-------- DATA

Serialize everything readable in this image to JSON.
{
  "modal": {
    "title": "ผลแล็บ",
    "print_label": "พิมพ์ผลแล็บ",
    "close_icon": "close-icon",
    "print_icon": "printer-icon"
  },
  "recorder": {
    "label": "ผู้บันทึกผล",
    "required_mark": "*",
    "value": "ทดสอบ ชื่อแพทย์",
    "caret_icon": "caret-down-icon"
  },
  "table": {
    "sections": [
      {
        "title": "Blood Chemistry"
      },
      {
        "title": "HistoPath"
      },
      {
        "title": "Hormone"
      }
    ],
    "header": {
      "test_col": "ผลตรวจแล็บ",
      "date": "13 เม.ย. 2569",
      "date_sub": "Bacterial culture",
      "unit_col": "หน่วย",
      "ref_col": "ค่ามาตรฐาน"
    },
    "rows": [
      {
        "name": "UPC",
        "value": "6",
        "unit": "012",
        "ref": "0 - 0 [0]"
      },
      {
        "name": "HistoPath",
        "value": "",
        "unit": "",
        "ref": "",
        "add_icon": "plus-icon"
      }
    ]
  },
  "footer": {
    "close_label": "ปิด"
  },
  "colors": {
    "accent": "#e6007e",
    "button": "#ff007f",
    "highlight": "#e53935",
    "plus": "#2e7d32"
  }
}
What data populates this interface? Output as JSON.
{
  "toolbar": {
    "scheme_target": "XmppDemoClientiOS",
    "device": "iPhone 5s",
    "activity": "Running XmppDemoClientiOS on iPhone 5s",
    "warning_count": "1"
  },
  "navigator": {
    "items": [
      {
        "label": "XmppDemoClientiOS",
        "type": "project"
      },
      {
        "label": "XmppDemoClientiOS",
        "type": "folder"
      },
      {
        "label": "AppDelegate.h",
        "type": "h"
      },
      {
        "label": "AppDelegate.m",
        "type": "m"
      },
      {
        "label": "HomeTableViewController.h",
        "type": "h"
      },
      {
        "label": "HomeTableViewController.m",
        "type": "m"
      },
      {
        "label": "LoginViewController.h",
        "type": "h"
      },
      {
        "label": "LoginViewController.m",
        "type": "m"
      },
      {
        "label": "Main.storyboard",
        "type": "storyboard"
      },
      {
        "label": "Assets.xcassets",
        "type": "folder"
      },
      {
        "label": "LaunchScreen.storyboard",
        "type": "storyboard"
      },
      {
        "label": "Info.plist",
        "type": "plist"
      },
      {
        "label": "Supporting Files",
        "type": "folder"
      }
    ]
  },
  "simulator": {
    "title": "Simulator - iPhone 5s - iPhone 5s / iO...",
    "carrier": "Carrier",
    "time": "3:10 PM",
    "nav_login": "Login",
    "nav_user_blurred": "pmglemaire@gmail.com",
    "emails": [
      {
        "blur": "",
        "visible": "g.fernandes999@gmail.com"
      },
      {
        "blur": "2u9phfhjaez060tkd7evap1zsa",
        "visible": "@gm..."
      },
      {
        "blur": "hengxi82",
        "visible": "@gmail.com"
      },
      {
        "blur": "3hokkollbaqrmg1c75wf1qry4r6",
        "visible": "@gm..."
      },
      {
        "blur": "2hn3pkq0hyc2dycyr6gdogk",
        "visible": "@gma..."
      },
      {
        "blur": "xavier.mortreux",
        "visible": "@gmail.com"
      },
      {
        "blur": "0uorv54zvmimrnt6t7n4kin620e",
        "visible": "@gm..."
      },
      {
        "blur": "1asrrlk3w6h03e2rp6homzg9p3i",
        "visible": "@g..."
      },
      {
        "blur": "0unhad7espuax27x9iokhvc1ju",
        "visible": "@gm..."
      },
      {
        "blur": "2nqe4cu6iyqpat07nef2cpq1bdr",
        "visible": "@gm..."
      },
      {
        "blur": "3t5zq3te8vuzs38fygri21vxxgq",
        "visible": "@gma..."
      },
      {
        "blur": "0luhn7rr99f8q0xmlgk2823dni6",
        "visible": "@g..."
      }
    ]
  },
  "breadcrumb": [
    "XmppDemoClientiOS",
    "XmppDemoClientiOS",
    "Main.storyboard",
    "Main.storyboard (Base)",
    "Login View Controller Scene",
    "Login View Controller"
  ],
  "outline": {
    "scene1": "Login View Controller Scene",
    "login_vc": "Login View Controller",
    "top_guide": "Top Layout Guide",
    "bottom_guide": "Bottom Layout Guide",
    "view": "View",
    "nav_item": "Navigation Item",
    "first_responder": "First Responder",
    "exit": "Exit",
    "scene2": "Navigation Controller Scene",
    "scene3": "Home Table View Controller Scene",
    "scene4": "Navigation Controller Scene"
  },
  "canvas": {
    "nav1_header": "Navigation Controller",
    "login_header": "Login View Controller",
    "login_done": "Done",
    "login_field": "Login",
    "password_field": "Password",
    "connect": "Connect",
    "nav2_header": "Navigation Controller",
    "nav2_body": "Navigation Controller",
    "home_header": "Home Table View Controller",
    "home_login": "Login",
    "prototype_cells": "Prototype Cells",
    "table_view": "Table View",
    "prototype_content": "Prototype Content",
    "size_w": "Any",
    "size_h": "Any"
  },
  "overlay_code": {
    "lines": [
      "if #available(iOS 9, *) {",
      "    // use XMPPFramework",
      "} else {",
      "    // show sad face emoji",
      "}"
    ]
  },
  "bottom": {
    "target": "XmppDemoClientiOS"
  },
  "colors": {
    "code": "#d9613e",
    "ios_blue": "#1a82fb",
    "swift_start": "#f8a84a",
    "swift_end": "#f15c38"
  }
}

----------------

Please output the listing above exactly, every line included.

WORKED SOLUTION:
Serialize everything readable in this image to JSON.
{
  "modal": {
    "title": "ผลแล็บ",
    "print_label": "พิมพ์ผลแล็บ",
    "close_icon": "close-icon",
    "print_icon": "printer-icon"
  },
  "recorder": {
    "label": "ผู้บันทึกผล",
    "required_mark": "*",
    "value": "ทดสอบ ชื่อแพทย์",
    "caret_icon": "caret-down-icon"
  },
  "table": {
    "sections": [
      {
        "title": "Blood Chemistry"
      },
      {
        "title": "HistoPath"
      },
      {
        "title": "Hormone"
      }
    ],
    "header": {
      "test_col": "ผลตรวจแล็บ",
      "date": "13 เม.ย. 2569",
      "date_sub": "Bacterial culture",
      "unit_col": "หน่วย",
      "ref_col": "ค่ามาตรฐาน"
    },
    "rows": [
      {
        "name": "UPC",
        "value": "6",
        "unit": "012",
        "ref": "0 - 0 [0]"
      },
      {
        "name": "HistoPath",
        "value": "",
        "unit": "",
        "ref": "",
        "add_icon": "plus-icon"
      }
    ]
  },
  "footer": {
    "close_label": "ปิด"
  },
  "colors": {
    "accent": "#e6007e",
    "button": "#ff007f",
    "highlight": "#e53935",
    "plus": "#2e7d32"
  }
}
What data populates this interface? Output as JSON.
{
  "toolbar": {
    "scheme_target": "XmppDemoClientiOS",
    "device": "iPhone 5s",
    "activity": "Running XmppDemoClientiOS on iPhone 5s",
    "warning_count": "1"
  },
  "navigator": {
    "items": [
      {
        "label": "XmppDemoClientiOS",
        "type": "project"
      },
      {
        "label": "XmppDemoClientiOS",
        "type": "folder"
      },
      {
        "label": "AppDelegate.h",
        "type": "h"
      },
      {
        "label": "AppDelegate.m",
        "type": "m"
      },
      {
        "label": "HomeTableViewController.h",
        "type": "h"
      },
      {
        "label": "HomeTableViewController.m",
        "type": "m"
      },
      {
        "label": "LoginViewController.h",
        "type": "h"
      },
      {
        "label": "LoginViewController.m",
        "type": "m"
      },
      {
        "label": "Main.storyboard",
        "type": "storyboard"
      },
      {
        "label": "Assets.xcassets",
        "type": "folder"
      },
      {
        "label": "LaunchScreen.storyboard",
        "type": "storyboard"
      },
      {
        "label": "Info.plist",
        "type": "plist"
      },
      {
        "label": "Supporting Files",
        "type": "folder"
      }
    ]
  },
  "simulator": {
    "title": "Simulator - iPhone 5s - iPhone 5s / iO...",
    "carrier": "Carrier",
    "time": "3:10 PM",
    "nav_login": "Login",
    "nav_user_blurred": "pmglemaire@gmail.com",
    "emails": [
      {
        "blur": "",
        "visible": "g.fernandes999@gmail.com"
      },
      {
        "blur": "2u9phfhjaez060tkd7evap1zsa",
        "visible": "@gm..."
      },
      {
        "blur": "hengxi82",
        "visible": "@gmail.com"
      },
      {
        "blur": "3hokkollbaqrmg1c75wf1qry4r6",
        "visible": "@gm..."
      },
      {
        "blur": "2hn3pkq0hyc2dycyr6gdogk",
        "visible": "@gma..."
      },
      {
        "blur": "xavier.mortreux",
        "visible": "@gmail.com"
      },
      {
        "blur": "0uorv54zvmimrnt6t7n4kin620e",
        "visible": "@gm..."
      },
      {
        "blur": "1asrrlk3w6h03e2rp6homzg9p3i",
        "visible": "@g..."
      },
      {
        "blur": "0unhad7espuax27x9iokhvc1ju",
        "visible": "@gm..."
      },
      {
        "blur": "2nqe4cu6iyqpat07nef2cpq1bdr",
        "visible": "@gm..."
      },
      {
        "blur": "3t5zq3te8vuzs38fygri21vxxgq",
        "visible": "@gma..."
      },
      {
        "blur": "0luhn7rr99f8q0xmlgk2823dni6",
        "visible": "@g..."
      }
    ]
  },
  "breadcrumb": [
    "XmppDemoClientiOS",
    "XmppDemoClientiOS",
    "Main.storyboard",
    "Main.storyboard (Base)",
    "Login View Controller Scene",
    "Login View Controller"
  ],
  "outline": {
    "scene1": "Login View Controller Scene",
    "login_vc": "Login View Controller",
    "top_guide": "Top Layout Guide",
    "bottom_guide": "Bottom Layout Guide",
    "view": "View",
    "nav_item": "Navigation Item",
    "first_responder": "First Responder",
    "exit": "Exit",
    "scene2": "Navigation Controller Scene",
    "scene3": "Home Table View Controller Scene",
    "scene4": "Navigation Controller Scene"
  },
  "canvas": {
    "nav1_header": "Navigation Controller",
    "login_header": "Login View Controller",
    "login_done": "Done",
    "login_field": "Login",
    "password_field": "Password",
    "connect": "Connect",
    "nav2_header": "Navigation Controller",
    "nav2_body": "Navigation Controller",
    "home_header": "Home Table View Controller",
    "home_login": "Login",
    "prototype_cells": "Prototype Cells",
    "table_view": "Table View",
    "prototype_content": "Prototype Content",
    "size_w": "Any",
    "size_h": "Any"
  },
  "overlay_code": {
    "lines": [
      "if #available(iOS 9, *) {",
      "    // use XMPPFramework",
      "} else {",
      "    // show sad face emoji",
      "}"
    ]
  },
  "bottom": {
    "target": "XmppDemoClientiOS"
  },
  "colors": {
    "code": "#d9613e",
    "ios_blue": "#1a82fb",
    "swift_start": "#f8a84a",
    "swift_end": "#f15c38"
  }
}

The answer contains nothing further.